**What to work on:** Set out every line bearing the string "hjulet".

[Items from a dataset]

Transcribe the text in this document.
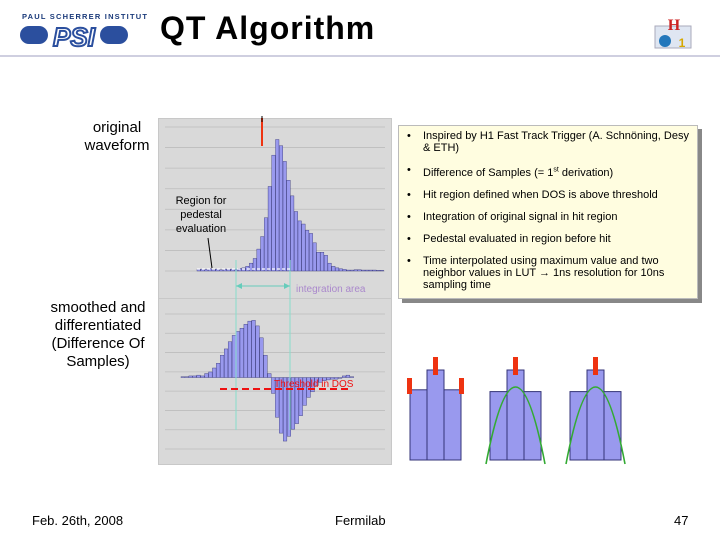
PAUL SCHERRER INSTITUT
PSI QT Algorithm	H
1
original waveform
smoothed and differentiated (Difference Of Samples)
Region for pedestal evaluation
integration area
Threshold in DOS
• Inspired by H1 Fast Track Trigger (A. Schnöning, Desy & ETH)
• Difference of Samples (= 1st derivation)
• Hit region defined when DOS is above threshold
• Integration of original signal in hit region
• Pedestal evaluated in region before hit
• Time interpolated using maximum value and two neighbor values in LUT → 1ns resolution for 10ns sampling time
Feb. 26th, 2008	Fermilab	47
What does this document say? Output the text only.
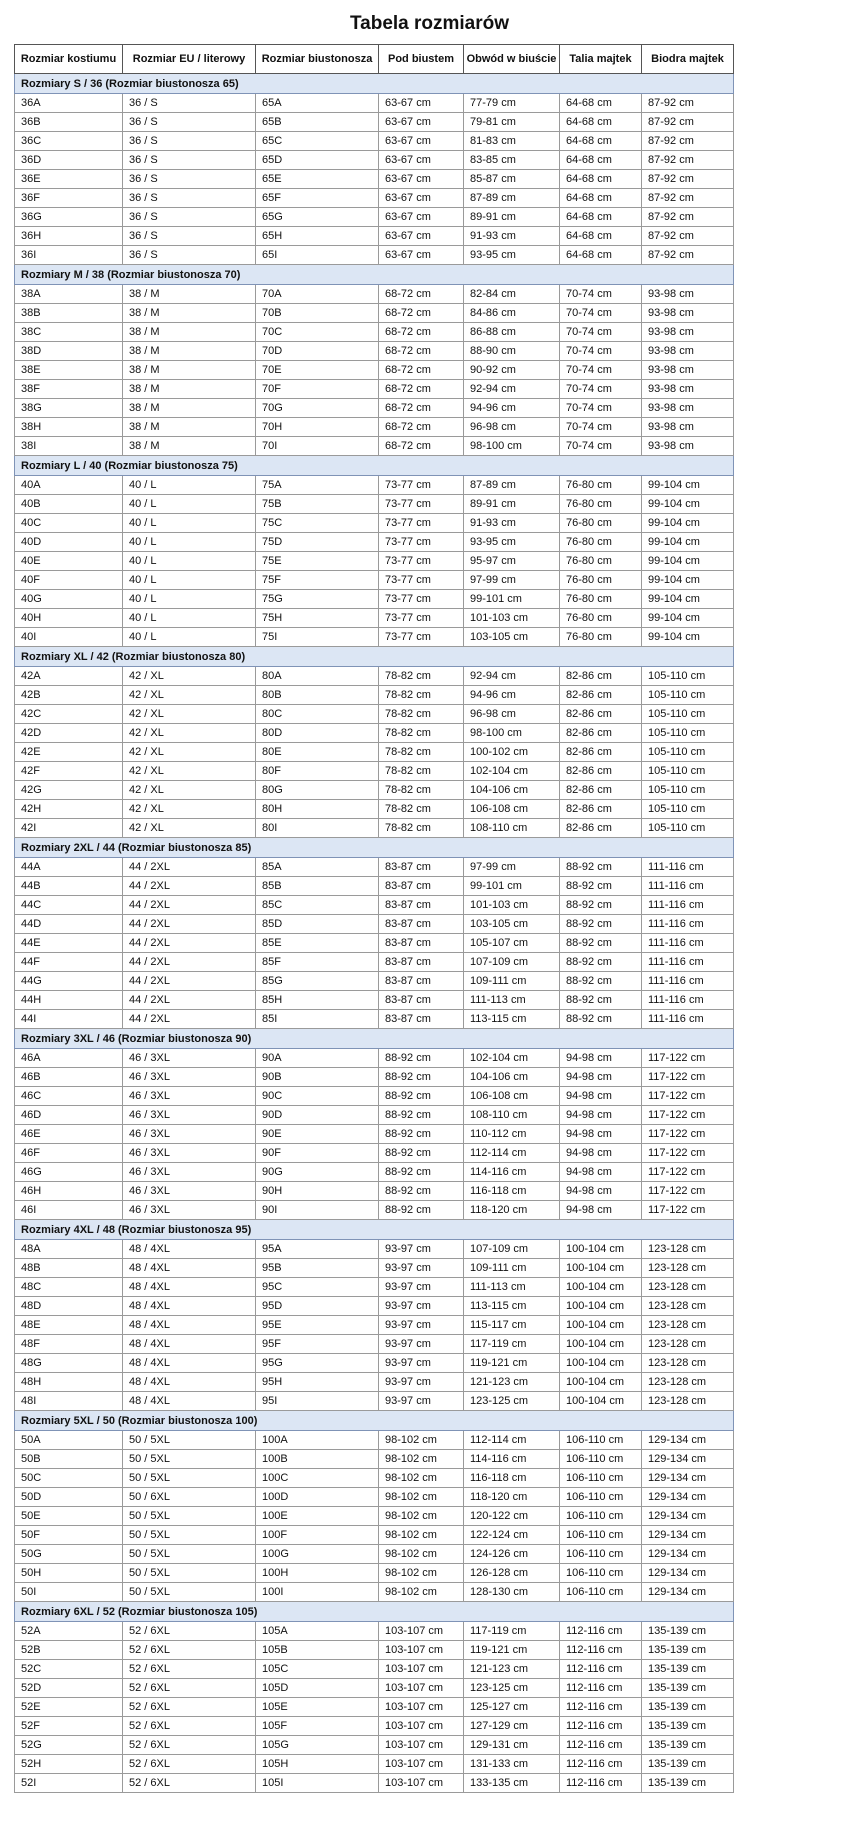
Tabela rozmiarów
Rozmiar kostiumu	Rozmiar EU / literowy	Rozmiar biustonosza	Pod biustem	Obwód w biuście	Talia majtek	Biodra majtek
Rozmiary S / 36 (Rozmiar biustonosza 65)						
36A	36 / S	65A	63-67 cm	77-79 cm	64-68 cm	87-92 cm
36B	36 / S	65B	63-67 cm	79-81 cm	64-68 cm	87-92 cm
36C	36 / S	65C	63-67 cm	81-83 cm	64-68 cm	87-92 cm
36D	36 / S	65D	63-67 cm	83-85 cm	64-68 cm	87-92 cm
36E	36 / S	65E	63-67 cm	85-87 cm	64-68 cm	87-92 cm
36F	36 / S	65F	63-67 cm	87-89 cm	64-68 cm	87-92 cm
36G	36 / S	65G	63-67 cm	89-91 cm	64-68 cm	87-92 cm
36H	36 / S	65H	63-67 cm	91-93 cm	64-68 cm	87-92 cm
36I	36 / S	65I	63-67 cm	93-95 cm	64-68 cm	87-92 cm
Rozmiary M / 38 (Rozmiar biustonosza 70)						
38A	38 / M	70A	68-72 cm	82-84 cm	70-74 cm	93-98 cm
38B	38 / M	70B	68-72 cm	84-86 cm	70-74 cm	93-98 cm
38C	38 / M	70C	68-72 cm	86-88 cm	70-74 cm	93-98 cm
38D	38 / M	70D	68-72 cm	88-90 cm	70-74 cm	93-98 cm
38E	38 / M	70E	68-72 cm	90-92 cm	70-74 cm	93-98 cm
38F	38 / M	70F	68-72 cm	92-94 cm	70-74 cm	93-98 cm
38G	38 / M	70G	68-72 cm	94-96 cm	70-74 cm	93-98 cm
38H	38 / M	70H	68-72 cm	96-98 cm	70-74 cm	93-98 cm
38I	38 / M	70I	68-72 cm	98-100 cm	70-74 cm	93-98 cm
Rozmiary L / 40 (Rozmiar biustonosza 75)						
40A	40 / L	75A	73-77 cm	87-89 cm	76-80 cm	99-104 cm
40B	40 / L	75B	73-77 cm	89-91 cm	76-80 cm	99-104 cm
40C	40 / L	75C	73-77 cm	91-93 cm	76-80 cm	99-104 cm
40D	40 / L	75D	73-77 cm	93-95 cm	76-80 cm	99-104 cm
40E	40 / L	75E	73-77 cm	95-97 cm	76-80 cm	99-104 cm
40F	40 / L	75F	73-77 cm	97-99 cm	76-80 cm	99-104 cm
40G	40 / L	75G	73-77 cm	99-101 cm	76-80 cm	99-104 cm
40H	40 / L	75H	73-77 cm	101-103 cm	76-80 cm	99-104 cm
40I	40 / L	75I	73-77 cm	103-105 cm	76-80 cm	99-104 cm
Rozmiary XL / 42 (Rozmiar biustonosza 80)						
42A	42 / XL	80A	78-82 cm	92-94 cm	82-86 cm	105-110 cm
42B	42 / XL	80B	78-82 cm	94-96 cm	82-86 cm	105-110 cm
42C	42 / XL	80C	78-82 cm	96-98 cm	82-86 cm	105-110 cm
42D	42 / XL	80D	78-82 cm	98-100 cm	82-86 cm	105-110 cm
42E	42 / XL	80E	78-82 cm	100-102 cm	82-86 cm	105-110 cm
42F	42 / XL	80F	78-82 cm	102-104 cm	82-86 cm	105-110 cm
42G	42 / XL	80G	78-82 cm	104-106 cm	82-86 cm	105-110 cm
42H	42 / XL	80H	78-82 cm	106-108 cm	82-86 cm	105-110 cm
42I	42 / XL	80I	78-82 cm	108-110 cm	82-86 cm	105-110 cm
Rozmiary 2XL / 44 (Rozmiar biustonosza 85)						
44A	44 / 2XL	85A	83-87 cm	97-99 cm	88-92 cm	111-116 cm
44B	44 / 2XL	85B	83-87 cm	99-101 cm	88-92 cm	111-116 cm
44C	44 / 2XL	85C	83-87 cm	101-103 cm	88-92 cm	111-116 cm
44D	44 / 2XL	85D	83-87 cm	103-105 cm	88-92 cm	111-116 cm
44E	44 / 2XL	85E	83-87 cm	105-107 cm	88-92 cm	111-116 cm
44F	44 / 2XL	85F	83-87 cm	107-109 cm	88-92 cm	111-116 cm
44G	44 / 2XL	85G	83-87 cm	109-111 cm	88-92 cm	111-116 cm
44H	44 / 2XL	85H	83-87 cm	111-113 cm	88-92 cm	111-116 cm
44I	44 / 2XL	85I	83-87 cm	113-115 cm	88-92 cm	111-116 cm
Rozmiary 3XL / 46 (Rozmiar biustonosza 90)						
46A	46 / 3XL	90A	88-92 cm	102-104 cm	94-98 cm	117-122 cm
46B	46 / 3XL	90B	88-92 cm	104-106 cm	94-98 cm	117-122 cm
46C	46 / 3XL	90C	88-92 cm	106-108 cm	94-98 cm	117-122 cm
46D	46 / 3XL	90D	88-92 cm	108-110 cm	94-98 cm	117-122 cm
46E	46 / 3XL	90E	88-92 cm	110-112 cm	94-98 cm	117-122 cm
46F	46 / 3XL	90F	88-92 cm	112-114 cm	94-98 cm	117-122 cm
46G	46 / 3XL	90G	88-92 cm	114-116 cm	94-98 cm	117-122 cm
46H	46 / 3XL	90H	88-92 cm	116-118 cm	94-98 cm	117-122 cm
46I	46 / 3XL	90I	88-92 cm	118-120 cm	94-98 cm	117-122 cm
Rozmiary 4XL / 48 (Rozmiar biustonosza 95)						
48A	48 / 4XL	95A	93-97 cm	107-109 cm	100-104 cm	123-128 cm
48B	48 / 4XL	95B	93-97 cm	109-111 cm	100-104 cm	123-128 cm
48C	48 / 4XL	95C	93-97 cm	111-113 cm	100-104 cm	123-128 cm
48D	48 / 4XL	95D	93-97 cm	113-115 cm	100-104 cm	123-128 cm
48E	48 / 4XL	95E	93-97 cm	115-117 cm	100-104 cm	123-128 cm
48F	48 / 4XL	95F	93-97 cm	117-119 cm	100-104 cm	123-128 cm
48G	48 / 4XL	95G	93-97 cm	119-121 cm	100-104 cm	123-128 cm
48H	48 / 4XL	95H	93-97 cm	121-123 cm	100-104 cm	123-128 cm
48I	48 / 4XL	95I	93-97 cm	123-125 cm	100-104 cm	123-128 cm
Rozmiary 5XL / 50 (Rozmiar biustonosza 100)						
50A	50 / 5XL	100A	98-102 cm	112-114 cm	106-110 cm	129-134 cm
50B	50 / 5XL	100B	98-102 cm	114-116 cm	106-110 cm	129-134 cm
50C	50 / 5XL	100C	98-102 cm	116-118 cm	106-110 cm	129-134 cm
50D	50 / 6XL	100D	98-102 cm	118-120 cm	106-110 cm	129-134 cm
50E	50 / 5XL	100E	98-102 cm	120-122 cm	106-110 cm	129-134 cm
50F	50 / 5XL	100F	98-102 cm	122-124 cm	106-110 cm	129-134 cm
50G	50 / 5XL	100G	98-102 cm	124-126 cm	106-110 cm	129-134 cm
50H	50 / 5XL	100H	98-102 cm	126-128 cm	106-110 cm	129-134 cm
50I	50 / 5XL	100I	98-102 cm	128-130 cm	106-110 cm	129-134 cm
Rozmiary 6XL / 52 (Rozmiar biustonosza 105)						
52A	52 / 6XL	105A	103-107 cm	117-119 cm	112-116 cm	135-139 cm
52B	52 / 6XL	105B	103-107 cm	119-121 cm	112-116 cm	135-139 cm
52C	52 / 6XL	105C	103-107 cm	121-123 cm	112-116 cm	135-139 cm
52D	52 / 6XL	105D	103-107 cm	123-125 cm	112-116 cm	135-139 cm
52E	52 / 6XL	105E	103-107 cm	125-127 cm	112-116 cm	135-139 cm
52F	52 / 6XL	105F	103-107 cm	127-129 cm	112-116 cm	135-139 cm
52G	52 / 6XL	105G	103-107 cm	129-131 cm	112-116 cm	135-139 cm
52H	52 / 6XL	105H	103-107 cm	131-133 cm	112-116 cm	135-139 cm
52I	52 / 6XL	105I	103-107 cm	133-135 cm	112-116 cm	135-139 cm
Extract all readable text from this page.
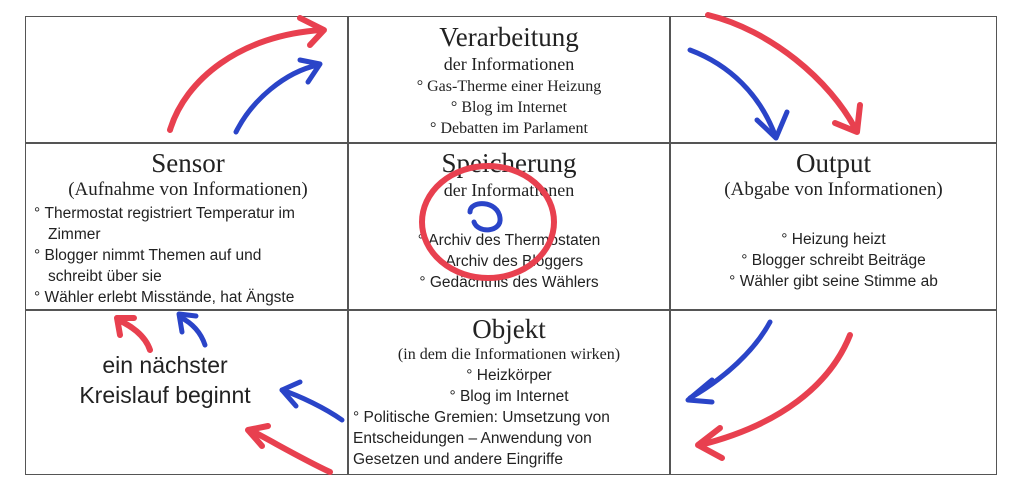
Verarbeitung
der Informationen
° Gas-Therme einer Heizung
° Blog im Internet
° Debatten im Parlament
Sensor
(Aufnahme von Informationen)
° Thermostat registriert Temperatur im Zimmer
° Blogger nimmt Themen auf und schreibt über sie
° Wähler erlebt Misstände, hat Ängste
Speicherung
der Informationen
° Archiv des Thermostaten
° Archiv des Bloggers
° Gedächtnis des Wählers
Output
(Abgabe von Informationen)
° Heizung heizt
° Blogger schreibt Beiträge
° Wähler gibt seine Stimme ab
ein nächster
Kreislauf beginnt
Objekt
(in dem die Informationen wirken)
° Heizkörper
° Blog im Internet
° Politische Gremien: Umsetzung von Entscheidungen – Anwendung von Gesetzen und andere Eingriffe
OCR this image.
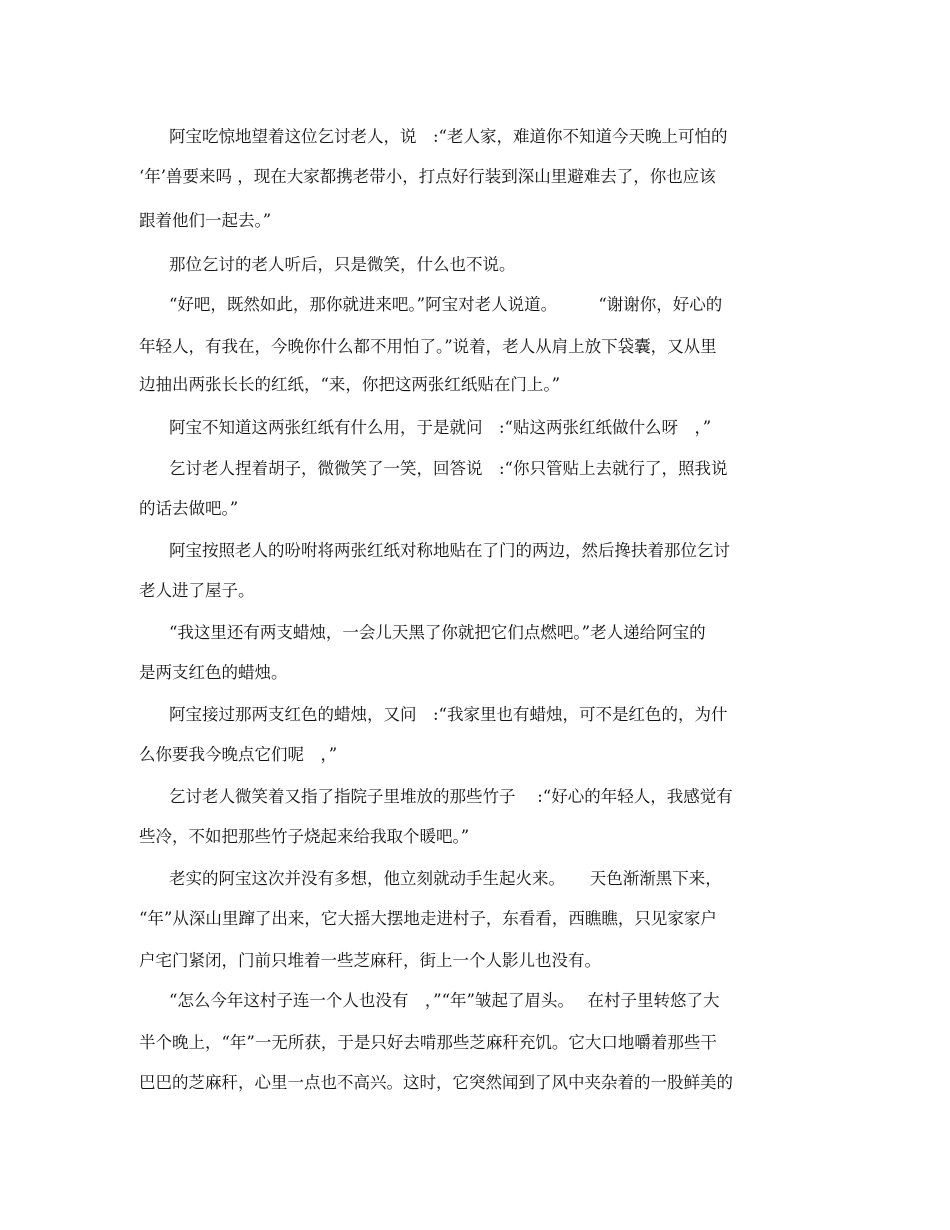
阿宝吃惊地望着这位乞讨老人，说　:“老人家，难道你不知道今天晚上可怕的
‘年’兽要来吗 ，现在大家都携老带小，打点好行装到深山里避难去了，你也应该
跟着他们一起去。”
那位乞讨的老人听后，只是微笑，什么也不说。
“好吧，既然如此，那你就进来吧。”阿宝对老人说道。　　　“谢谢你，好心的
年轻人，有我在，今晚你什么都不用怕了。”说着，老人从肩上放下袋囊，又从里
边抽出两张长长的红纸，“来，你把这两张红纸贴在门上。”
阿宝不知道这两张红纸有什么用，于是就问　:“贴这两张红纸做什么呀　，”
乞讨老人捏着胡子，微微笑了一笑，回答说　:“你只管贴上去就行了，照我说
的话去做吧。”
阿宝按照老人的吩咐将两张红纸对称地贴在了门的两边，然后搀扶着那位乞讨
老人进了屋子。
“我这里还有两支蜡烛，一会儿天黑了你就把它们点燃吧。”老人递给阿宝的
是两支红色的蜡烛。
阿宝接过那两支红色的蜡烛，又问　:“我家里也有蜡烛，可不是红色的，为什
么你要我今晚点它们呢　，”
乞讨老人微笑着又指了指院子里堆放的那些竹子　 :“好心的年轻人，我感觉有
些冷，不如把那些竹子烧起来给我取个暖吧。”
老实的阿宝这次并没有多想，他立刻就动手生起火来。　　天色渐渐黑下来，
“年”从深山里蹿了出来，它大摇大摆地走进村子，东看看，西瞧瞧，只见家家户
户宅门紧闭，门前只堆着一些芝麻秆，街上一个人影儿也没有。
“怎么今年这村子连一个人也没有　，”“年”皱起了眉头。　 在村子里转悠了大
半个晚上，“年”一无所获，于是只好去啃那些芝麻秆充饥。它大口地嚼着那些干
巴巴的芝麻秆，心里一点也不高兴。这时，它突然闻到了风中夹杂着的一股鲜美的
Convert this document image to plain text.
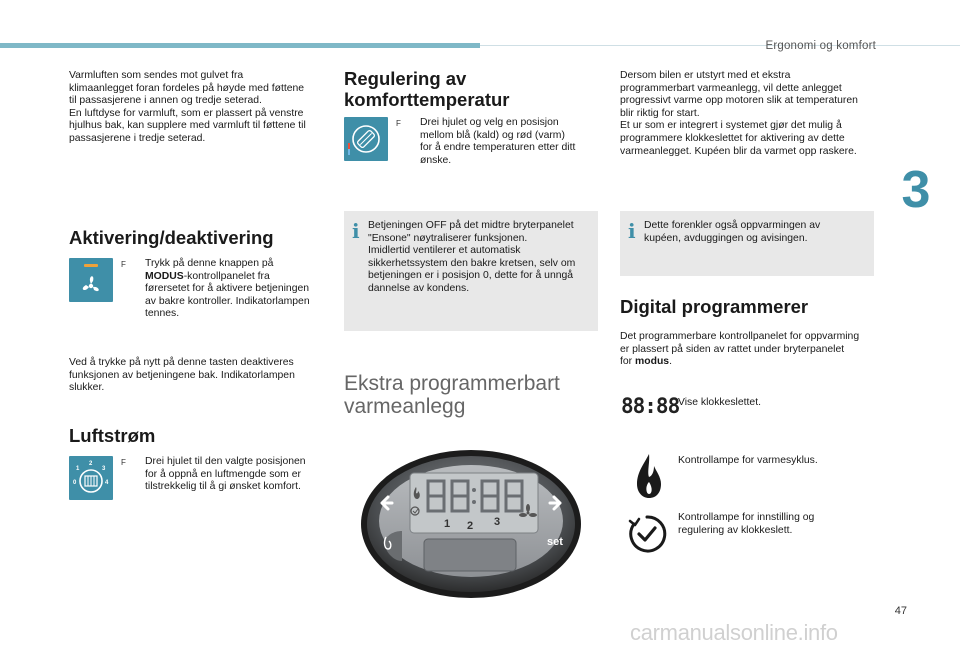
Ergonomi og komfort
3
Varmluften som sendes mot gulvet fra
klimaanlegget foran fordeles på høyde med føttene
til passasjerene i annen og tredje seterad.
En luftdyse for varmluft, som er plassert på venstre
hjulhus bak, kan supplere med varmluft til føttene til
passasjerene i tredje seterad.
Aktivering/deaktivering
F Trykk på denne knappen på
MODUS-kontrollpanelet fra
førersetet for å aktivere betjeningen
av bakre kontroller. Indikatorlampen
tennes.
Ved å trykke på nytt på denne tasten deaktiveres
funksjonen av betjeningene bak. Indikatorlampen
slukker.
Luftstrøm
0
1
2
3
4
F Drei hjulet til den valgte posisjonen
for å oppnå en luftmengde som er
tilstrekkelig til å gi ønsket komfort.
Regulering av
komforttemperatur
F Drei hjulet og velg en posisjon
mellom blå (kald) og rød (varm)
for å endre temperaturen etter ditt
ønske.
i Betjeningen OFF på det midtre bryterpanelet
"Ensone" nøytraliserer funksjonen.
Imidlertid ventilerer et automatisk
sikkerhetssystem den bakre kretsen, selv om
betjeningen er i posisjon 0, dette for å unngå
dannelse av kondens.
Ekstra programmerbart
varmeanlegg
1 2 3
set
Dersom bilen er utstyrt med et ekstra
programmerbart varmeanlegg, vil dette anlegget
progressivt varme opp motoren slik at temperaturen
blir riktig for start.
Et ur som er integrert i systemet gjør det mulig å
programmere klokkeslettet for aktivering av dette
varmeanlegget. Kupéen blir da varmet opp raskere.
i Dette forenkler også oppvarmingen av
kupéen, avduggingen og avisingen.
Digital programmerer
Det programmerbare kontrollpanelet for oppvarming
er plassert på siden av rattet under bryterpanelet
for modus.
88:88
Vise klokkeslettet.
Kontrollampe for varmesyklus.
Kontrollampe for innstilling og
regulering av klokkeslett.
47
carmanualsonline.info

**Result of this task:**
F Drei hjulet til den valgte posisjonen
F Drei hjulet og velg en posisjon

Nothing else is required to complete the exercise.